Singh v. Sessions
690 F. App'x 39
| 2d Cir. | 2017Background
- Khushwant Singh, an Indian national, applied for asylum, withholding of removal, and CAT relief after leaving India, alleging harassment and threats by government authorities.
- An Immigration Judge denied relief, finding Singh not credible; the BIA affirmed on April 21, 2016. Singh petitioned for review in the Second Circuit.
- Principal factual disputes centered on whether Singh or his family were harassed, threatened, or tortured by Indian police and whether Singh hid with relatives for over a year.
- The IJ relied on perceived internal inconsistencies between Singh’s oral testimony, his written statements, and documentary evidence (including a party letter and his father’s affidavit).
- The IJ also cited Singh’s evasive, nonresponsive demeanor on cross-examination and the absence of corroborating evidence for key claims.
- Because all claims (asylum, withholding, CAT) rested on the same factual predicate, the adverse credibility ruling was dispositive.

Provided information
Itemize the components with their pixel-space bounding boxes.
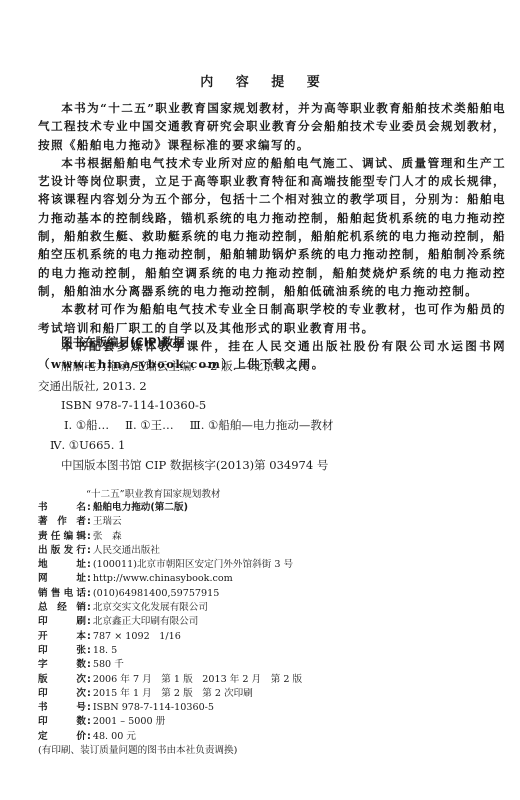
colophon-row: 定价:48. 00 元 (38, 730, 478, 744)
colophon-label: 书名 (38, 501, 86, 515)
colophon-label-char: 印 (38, 644, 48, 658)
colophon-label-char: 次 (76, 673, 86, 687)
abstract-title: 内 容 提 要 (0, 71, 520, 90)
colophon-label-char: 价 (76, 730, 86, 744)
colophon-label-char: 话 (76, 587, 86, 601)
colophon-row: 版次:2006 年 7 月 第 1 版 2013 年 2 月 第 2 版 (38, 673, 478, 687)
colophon-value: (100011)北京市朝阳区安定门外外馆斜街 3 号 (93, 558, 293, 572)
colophon-row: 总经销:北京交实文化发展有限公司 (38, 601, 478, 615)
cip-classification: Ⅰ. ①船…Ⅱ. ①王…Ⅲ. ①船舶—电力拖动—教材 (38, 416, 478, 436)
colophon-label-char: 字 (38, 658, 48, 672)
colophon-label-char: 号 (76, 701, 86, 715)
colophon-label-char: 任 (51, 530, 61, 544)
colophon-row: 书号:ISBN 978-7-114-10360-5 (38, 701, 478, 715)
colophon-label-char: 作 (57, 515, 67, 529)
colophon-label-char: 本 (76, 630, 86, 644)
colophon-value: http://www.chinasybook.com (93, 572, 233, 586)
colophon-label-char: 印 (38, 715, 48, 729)
colophon-row: 书名:船舶电力拖动(第二版) (38, 501, 478, 515)
colophon-colon: : (86, 658, 93, 672)
colophon-label-char: 编 (64, 530, 74, 544)
colophon-value: 人民交通出版社 (93, 544, 160, 558)
abstract-body: 本书为“十二五”职业教育国家规划教材，并为高等职业教育船舶技术类船舶电气工程技术… (38, 99, 506, 373)
colophon-label-char: 张 (76, 644, 86, 658)
colophon-colon: : (86, 715, 93, 729)
colophon-value: 北京交实文化发展有限公司 (93, 601, 208, 615)
colophon-value: 张 森 (93, 530, 122, 544)
colophon-label-char: 印 (38, 615, 48, 629)
cip-isbn: ISBN 978-7-114-10360-5 (38, 396, 478, 416)
colophon-label: 印次 (38, 687, 86, 701)
colophon-colon: : (86, 530, 93, 544)
colophon-colon: : (86, 701, 93, 715)
cip-class-1: Ⅰ. ①船… (64, 418, 109, 432)
colophon-row: 责任编辑:张 森 (38, 530, 478, 544)
colophon-label-char: 销 (38, 587, 48, 601)
colophon-row: 出版发行:人民交通出版社 (38, 544, 478, 558)
colophon: 书名:船舶电力拖动(第二版)著作者:王瑞云责任编辑:张 森出版发行:人民交通出版… (38, 501, 478, 758)
colophon-row: 印刷:北京鑫正大印刷有限公司 (38, 615, 478, 629)
colophon-label: 定价 (38, 730, 86, 744)
colophon-colon: : (86, 687, 93, 701)
colophon-label-char: 著 (38, 515, 48, 529)
colophon-label-char: 版 (51, 544, 61, 558)
cip-publisher-line: 交通出版社, 2013. 2 (38, 377, 478, 397)
colophon-label-char: 地 (38, 558, 48, 572)
colophon-label-char: 者 (76, 515, 86, 529)
colophon-label: 印刷 (38, 615, 86, 629)
colophon-label: 责任编辑 (38, 530, 86, 544)
colophon-label-char: 址 (76, 572, 86, 586)
colophon-label-char: 辑 (76, 530, 86, 544)
colophon-label: 开本 (38, 630, 86, 644)
colophon-row: 印张:18. 5 (38, 644, 478, 658)
colophon-label-char: 行 (76, 544, 86, 558)
colophon-colon: : (86, 572, 93, 586)
colophon-value: 787 × 1092 1/16 (93, 630, 181, 644)
colophon-row: 网址:http://www.chinasybook.com (38, 572, 478, 586)
colophon-colon: : (86, 558, 93, 572)
colophon-colon: : (86, 730, 93, 744)
colophon-label-char: 开 (38, 630, 48, 644)
colophon-value: 48. 00 元 (93, 730, 136, 744)
colophon-colon: : (86, 544, 93, 558)
cip-record-number: 中国版本图书馆 CIP 数据核字(2013)第 034974 号 (38, 456, 478, 476)
colophon-colon: : (86, 515, 93, 529)
colophon-colon: : (86, 673, 93, 687)
colophon-row: 地址:(100011)北京市朝阳区安定门外外馆斜街 3 号 (38, 558, 478, 572)
colophon-label-char: 刷 (76, 615, 86, 629)
colophon-value: 王瑞云 (93, 515, 122, 529)
colophon-label: 地址 (38, 558, 86, 572)
colophon-row: 著作者:王瑞云 (38, 515, 478, 529)
colophon-value: 580 千 (93, 658, 124, 672)
copyright-page: 内 容 提 要 本书为“十二五”职业教育国家规划教材，并为高等职业教育船舶技术类… (0, 0, 520, 800)
colophon-label-char: 出 (38, 544, 48, 558)
colophon-label-char: 名 (76, 501, 86, 515)
colophon-label: 印数 (38, 715, 86, 729)
colophon-label: 版次 (38, 673, 86, 687)
colophon-value: 18. 5 (93, 644, 117, 658)
colophon-label-char: 数 (76, 715, 86, 729)
cip-class-4: Ⅳ. ①U665. 1 (38, 436, 478, 456)
colophon-value: 北京鑫正大印刷有限公司 (93, 615, 199, 629)
colophon-label-char: 电 (64, 587, 74, 601)
colophon-value: ISBN 978-7-114-10360-5 (93, 701, 214, 715)
colophon-label-char: 总 (38, 601, 48, 615)
abstract-paragraph: 本教材可作为船舶电气技术专业全日制高职学校的专业教材，也可作为船员的考试培训和船… (38, 300, 506, 337)
colophon-value: 2001 – 5000 册 (93, 715, 165, 729)
colophon-row: 字数:580 千 (38, 658, 478, 672)
colophon-label-char: 版 (38, 673, 48, 687)
colophon-label-char: 印 (38, 687, 48, 701)
cip-title-line: 船舶电力拖动/王瑞云主编. —2 版. —北京：人民 (38, 357, 478, 377)
colophon-label-char: 数 (76, 658, 86, 672)
colophon-note: (有印刷、装订质量问题的图书由本社负责调换) (38, 744, 478, 758)
colophon-label: 书号 (38, 701, 86, 715)
abstract-paragraph: 本书为“十二五”职业教育国家规划教材，并为高等职业教育船舶技术类船舶电气工程技术… (38, 99, 506, 154)
colophon-value: 2006 年 7 月 第 1 版 2013 年 2 月 第 2 版 (93, 673, 302, 687)
colophon-label-char: 址 (76, 558, 86, 572)
colophon-row: 开本:787 × 1092 1/16 (38, 630, 478, 644)
colophon-row: 印数:2001 – 5000 册 (38, 715, 478, 729)
cip-class-2: Ⅱ. ①王… (125, 418, 173, 432)
colophon-label: 销售电话 (38, 587, 86, 601)
colophon-colon: : (86, 587, 93, 601)
colophon-row: 印次:2015 年 1 月 第 2 版 第 2 次印刷 (38, 687, 478, 701)
colophon-label-char: 网 (38, 572, 48, 586)
colophon-label: 字数 (38, 658, 86, 672)
colophon-label: 著作者 (38, 515, 86, 529)
colophon-label-char: 发 (64, 544, 74, 558)
colophon-label-char: 责 (38, 530, 48, 544)
colophon-label: 总经销 (38, 601, 86, 615)
colophon-colon: : (86, 644, 93, 658)
colophon-label-char: 销 (76, 601, 86, 615)
series-name: “十二五”职业教育国家规划教材 (86, 486, 221, 500)
colophon-colon: : (86, 601, 93, 615)
colophon-colon: : (86, 501, 93, 515)
colophon-label-char: 经 (57, 601, 67, 615)
colophon-value: 船舶电力拖动(第二版) (93, 501, 188, 515)
colophon-label-char: 定 (38, 730, 48, 744)
colophon-label-char: 次 (76, 687, 86, 701)
colophon-colon: : (86, 630, 93, 644)
colophon-value: (010)64981400,59757915 (93, 587, 220, 601)
colophon-value: 2015 年 1 月 第 2 版 第 2 次印刷 (93, 687, 253, 701)
colophon-label: 印张 (38, 644, 86, 658)
colophon-label-char: 售 (51, 587, 61, 601)
colophon-colon: : (86, 615, 93, 629)
colophon-label-char: 书 (38, 701, 48, 715)
colophon-label: 网址 (38, 572, 86, 586)
cip-heading: 图书在版编目(CIP)数据 (61, 334, 185, 350)
abstract-paragraph: 本书根据船舶电气技术专业所对应的船舶电气施工、调试、质量管理和生产工艺设计等岗位… (38, 154, 506, 300)
colophon-label-char: 书 (38, 501, 48, 515)
cip-class-3: Ⅲ. ①船舶—电力拖动—教材 (190, 418, 334, 432)
colophon-label: 出版发行 (38, 544, 86, 558)
colophon-row: 销售电话:(010)64981400,59757915 (38, 587, 478, 601)
cip-data: 船舶电力拖动/王瑞云主编. —2 版. —北京：人民 交通出版社, 2013. … (38, 357, 478, 475)
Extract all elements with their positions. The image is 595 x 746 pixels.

What is asked
(1) From the case summary above, set down the passage starting at "- The IJ relied" and ending at "for key claims.", word for word.
(2) Summarize the case summary above in two sentences.

Answers for the exercise
(1)
- The IJ relied on perceived internal inconsistencies between Singh’s oral testimony, his written statements, and documentary evidence (including a party letter and his father’s affidavit).
- The IJ also cited Singh’s evasive, nonresponsive demeanor on cross-examination and the absence of corroborating evidence for key claims.

(2) Khushwant Singh, an Indian national, sought asylum, withholding of removal, and CAT relief, alleging harassment and threats by Indian government authorities, but an Immigration Judge found him not credible and denied relief, and the BIA affirmed. The judge relied on inconsistencies among his oral testimony, written statements, and documentary evidence, as well as his evasive demeanor and the lack of corroboration, and because all three claims rested on the same facts, the adverse credibility ruling was dispositive.